Find all the lines with "from" and gather them.

+++ Data provided

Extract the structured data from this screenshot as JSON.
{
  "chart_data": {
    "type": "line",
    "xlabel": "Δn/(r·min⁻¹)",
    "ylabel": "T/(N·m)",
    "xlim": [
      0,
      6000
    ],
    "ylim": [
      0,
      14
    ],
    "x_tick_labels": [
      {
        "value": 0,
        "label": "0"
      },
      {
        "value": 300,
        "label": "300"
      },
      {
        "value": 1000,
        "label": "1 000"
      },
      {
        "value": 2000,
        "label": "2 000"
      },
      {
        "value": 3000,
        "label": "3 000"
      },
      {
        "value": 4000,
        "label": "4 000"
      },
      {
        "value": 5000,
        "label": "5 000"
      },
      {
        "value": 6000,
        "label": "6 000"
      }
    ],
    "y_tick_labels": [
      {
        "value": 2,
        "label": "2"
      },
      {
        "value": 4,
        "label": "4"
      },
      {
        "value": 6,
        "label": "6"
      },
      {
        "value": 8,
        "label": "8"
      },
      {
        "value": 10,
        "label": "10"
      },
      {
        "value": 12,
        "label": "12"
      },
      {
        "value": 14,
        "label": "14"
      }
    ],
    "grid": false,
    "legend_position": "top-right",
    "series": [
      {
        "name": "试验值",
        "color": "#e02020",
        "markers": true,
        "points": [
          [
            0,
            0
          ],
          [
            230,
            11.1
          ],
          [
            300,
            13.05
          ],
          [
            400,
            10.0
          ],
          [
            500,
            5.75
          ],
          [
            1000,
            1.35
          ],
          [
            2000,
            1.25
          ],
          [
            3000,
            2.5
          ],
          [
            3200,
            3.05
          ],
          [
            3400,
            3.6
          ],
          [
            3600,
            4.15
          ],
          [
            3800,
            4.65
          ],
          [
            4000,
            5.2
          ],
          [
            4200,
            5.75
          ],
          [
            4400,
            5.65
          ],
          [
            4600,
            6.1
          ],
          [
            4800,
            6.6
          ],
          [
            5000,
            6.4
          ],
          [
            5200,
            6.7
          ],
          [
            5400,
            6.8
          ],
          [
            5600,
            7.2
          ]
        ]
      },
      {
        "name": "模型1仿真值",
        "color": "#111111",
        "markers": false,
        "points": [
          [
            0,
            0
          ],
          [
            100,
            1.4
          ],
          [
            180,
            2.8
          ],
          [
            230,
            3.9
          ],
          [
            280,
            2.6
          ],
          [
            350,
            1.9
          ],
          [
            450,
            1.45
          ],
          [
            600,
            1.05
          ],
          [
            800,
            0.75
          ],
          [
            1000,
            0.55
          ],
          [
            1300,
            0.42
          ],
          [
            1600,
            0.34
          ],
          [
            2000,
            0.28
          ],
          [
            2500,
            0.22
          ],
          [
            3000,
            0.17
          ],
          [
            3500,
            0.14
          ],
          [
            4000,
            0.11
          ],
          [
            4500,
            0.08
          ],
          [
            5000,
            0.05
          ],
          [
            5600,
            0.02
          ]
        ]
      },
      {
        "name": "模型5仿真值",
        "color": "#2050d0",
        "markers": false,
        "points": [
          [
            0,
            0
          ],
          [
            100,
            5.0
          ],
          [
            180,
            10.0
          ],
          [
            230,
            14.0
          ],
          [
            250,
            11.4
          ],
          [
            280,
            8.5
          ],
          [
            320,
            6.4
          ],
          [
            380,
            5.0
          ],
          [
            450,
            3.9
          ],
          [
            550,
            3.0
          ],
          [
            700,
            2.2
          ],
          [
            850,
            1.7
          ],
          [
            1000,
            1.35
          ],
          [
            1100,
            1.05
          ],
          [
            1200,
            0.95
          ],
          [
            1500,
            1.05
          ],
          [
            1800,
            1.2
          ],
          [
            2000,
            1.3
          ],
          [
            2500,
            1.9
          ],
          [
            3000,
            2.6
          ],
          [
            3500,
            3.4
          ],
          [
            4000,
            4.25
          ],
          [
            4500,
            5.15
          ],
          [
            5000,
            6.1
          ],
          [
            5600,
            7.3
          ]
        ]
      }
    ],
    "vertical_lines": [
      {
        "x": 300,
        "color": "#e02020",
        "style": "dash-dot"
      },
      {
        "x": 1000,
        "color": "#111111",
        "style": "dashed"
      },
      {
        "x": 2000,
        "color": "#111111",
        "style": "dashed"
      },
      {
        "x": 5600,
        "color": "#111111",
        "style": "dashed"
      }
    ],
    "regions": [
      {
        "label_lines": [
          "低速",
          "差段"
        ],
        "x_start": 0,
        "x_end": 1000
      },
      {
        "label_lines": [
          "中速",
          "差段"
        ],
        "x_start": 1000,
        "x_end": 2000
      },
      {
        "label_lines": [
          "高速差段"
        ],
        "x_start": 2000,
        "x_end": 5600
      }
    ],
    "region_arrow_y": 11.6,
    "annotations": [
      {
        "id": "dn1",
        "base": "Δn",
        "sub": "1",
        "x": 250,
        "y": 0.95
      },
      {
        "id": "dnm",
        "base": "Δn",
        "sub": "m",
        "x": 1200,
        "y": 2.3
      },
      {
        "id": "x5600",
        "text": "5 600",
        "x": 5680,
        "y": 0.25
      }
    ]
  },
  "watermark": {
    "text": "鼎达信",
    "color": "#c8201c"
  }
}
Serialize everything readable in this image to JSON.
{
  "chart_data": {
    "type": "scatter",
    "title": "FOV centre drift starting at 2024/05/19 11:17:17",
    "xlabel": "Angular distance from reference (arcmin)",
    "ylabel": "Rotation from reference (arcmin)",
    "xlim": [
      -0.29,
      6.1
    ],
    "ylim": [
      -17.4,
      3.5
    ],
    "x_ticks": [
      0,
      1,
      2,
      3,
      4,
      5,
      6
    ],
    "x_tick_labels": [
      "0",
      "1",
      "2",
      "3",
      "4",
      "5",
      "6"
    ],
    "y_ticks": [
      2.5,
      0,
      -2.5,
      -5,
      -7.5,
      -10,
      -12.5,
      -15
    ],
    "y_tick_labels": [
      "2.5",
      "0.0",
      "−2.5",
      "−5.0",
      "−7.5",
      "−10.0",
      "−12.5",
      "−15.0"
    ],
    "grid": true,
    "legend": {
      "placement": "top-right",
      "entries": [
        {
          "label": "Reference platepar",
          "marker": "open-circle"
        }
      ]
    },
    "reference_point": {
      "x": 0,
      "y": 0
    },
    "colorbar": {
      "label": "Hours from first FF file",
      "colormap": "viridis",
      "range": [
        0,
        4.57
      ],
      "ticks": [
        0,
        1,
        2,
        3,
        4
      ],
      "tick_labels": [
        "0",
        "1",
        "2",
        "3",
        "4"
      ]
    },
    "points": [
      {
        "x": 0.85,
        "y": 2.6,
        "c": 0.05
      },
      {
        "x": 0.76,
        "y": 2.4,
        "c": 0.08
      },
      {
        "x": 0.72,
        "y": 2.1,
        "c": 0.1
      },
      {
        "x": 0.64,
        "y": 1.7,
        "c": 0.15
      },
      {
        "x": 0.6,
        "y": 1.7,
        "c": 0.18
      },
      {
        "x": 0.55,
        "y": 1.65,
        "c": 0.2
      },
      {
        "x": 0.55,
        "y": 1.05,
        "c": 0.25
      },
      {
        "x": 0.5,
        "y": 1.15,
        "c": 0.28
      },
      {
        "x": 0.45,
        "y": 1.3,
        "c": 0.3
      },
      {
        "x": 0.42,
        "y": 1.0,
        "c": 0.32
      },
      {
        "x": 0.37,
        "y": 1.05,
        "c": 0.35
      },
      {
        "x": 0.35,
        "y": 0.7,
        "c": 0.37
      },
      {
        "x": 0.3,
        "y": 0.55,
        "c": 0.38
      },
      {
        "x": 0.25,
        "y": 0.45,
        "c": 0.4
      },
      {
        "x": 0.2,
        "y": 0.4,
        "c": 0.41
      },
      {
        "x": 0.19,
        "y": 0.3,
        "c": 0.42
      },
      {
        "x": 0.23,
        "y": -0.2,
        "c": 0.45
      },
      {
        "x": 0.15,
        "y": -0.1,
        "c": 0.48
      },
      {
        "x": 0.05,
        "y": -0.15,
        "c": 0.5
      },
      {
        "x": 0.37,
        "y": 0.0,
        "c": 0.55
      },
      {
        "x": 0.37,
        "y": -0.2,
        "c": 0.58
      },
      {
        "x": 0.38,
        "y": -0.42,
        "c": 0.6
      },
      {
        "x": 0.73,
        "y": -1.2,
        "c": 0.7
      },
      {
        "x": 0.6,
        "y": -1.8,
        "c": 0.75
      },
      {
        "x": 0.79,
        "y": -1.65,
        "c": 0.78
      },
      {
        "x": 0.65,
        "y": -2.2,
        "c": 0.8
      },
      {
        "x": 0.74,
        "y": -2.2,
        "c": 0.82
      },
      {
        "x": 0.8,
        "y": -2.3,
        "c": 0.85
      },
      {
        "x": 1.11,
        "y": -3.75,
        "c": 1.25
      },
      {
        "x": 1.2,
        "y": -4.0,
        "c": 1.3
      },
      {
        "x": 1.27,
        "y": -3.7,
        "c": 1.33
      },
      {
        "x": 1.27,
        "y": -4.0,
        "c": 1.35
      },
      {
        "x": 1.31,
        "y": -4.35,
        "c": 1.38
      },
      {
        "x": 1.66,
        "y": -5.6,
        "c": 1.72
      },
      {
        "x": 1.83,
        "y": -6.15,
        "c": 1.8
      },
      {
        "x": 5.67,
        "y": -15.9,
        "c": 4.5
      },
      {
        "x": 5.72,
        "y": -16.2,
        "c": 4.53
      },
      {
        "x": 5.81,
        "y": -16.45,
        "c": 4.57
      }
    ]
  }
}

++++++

Answer for the task:
Extract the structured data from this screenshot as JSON.
    "xlabel": "Angular distance from reference (arcmin)",
    "ylabel": "Rotation from reference (arcmin)",
      "label": "Hours from first FF file",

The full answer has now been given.